Source records:
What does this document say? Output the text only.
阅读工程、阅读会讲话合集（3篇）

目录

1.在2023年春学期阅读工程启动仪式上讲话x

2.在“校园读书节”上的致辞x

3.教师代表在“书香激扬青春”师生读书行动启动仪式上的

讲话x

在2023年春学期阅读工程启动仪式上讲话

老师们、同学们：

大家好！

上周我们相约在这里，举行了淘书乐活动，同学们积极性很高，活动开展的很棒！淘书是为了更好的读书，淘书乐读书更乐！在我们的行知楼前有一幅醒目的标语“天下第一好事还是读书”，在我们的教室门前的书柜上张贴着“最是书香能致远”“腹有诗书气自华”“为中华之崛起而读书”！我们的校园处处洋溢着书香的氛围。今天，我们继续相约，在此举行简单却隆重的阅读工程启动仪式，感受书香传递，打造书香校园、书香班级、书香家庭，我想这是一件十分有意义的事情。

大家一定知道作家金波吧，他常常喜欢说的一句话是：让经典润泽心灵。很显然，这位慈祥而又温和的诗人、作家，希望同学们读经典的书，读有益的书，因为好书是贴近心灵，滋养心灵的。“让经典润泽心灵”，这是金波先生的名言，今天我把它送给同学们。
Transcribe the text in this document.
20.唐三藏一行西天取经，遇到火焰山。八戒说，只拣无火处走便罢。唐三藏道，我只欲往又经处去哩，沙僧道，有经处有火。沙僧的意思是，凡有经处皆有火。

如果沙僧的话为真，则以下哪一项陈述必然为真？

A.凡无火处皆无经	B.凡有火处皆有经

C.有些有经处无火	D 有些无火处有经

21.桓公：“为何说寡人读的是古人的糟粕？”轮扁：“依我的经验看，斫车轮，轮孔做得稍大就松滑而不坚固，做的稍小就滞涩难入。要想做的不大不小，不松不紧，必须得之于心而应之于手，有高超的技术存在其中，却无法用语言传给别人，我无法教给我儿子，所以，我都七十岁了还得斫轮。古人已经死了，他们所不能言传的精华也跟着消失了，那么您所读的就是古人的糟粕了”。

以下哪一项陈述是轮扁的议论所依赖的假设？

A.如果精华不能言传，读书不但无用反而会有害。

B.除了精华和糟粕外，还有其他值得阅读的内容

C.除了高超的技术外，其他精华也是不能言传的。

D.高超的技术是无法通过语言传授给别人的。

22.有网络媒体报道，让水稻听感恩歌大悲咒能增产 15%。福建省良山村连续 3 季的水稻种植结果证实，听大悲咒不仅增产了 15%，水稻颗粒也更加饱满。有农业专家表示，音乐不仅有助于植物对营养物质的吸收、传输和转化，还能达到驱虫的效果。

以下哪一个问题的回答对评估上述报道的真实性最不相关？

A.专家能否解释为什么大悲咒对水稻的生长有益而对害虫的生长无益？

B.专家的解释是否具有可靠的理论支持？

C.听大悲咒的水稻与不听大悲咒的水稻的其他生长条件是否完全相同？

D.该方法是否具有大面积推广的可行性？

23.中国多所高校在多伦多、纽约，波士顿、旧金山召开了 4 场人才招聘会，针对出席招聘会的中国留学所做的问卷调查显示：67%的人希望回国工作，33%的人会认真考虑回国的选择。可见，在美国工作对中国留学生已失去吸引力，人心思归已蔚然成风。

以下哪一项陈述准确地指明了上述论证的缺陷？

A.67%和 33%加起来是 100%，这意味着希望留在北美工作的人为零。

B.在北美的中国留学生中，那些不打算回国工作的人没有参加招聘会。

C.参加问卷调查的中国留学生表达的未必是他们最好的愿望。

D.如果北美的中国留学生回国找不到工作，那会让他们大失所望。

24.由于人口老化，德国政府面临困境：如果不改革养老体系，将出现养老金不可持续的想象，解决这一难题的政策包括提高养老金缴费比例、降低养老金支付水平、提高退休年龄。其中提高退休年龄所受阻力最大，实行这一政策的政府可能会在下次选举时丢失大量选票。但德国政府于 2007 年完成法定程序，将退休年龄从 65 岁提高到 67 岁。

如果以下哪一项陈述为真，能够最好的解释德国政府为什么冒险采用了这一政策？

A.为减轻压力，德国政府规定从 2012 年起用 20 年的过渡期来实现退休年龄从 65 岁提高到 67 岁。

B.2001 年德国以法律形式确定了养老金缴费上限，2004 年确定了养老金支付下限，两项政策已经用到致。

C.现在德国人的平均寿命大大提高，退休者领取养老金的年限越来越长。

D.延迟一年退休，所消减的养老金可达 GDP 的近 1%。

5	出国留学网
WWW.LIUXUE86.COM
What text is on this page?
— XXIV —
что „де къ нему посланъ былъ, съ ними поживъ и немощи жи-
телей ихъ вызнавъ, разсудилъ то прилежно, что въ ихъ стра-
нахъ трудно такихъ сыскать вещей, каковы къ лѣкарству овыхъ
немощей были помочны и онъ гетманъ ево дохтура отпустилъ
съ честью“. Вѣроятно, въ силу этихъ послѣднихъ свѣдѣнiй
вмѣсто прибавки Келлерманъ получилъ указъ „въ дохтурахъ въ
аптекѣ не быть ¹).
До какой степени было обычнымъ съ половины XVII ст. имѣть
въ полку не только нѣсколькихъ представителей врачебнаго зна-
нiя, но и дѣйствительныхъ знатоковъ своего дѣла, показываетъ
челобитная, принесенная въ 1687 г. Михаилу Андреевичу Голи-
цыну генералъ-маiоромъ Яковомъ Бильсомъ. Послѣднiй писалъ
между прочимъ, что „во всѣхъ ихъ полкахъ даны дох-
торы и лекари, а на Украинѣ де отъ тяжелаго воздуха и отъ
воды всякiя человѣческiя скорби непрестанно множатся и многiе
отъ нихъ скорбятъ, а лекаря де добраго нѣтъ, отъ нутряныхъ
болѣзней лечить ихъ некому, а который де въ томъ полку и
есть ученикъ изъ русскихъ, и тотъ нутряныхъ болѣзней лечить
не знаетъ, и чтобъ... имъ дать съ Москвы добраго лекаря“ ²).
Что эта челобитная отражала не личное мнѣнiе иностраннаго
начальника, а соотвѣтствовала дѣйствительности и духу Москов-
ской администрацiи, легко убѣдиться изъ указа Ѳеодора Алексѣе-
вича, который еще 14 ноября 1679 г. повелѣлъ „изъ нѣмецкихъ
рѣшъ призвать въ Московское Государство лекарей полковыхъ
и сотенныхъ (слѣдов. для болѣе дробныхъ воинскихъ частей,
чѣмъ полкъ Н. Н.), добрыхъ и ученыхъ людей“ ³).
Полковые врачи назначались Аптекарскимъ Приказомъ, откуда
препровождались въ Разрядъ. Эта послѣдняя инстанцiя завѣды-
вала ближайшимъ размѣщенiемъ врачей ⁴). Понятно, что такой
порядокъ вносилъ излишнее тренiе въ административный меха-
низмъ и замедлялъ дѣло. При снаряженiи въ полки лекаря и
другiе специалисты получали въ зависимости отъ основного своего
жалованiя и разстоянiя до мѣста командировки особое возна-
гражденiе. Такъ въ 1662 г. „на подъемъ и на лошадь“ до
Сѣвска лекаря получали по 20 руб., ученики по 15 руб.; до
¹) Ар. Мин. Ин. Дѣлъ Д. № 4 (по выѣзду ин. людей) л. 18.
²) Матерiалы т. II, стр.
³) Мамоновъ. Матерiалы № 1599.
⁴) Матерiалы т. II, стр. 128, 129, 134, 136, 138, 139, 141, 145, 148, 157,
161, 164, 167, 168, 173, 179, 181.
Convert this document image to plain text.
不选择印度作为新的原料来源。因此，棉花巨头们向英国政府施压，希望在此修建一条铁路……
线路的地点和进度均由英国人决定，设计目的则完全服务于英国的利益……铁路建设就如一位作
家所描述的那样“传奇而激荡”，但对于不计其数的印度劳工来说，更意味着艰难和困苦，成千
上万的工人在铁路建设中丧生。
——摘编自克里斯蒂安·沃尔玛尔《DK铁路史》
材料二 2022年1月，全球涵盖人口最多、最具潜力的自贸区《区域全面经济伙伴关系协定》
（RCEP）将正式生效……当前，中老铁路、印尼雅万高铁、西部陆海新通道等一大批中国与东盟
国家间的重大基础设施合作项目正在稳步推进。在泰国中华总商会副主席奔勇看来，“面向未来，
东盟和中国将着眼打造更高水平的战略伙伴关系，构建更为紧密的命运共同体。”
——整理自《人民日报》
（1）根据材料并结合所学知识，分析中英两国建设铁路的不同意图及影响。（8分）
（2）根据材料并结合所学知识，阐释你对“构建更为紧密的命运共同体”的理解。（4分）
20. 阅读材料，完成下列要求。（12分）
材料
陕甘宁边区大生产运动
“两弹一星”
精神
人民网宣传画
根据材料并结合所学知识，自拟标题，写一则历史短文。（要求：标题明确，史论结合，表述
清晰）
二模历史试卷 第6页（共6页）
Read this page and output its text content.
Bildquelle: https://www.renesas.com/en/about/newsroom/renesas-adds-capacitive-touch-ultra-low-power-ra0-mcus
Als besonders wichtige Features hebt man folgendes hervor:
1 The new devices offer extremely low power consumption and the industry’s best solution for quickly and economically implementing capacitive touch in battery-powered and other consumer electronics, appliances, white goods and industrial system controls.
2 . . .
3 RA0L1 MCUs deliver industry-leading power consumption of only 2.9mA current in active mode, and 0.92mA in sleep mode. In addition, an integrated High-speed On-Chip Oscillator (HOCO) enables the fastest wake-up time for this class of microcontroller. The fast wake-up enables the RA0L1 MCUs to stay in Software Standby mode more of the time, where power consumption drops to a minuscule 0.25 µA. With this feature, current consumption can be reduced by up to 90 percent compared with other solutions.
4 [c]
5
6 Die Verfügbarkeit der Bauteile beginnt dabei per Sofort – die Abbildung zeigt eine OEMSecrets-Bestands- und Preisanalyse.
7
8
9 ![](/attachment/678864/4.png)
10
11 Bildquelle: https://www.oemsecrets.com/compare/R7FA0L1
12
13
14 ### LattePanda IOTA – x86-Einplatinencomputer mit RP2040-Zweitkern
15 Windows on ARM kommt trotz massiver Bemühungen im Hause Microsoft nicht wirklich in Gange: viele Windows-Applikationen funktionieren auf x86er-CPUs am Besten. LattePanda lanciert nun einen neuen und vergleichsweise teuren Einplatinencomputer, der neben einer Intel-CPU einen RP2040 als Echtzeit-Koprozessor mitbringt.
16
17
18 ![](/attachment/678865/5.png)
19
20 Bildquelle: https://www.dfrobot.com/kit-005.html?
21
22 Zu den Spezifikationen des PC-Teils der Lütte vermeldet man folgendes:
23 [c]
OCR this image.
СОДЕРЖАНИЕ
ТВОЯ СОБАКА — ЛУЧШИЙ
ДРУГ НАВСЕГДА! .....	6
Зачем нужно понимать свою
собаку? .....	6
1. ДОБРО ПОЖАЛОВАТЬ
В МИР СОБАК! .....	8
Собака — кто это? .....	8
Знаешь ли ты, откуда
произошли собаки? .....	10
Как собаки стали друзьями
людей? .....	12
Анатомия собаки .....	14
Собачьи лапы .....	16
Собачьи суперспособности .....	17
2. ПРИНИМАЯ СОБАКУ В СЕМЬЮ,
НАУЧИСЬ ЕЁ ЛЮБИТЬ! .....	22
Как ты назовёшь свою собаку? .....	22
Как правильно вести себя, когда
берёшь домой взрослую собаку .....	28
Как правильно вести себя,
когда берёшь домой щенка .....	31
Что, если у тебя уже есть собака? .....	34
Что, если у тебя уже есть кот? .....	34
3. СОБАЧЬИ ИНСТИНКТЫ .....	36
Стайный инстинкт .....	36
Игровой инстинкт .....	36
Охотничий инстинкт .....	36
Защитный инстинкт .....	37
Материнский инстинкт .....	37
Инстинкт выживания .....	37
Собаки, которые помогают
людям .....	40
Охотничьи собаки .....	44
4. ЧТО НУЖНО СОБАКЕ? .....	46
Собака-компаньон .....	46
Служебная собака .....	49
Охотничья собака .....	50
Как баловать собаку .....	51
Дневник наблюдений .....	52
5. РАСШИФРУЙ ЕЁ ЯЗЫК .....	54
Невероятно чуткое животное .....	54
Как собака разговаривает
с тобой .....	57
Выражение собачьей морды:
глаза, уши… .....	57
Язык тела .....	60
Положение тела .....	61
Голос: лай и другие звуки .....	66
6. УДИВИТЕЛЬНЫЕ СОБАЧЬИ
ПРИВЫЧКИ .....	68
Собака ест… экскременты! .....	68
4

* **REQUIRED WORK**:
Across the records, how many lines contain "What"? Only the number should be given.

* **WRITTEN RESPONSE**:
2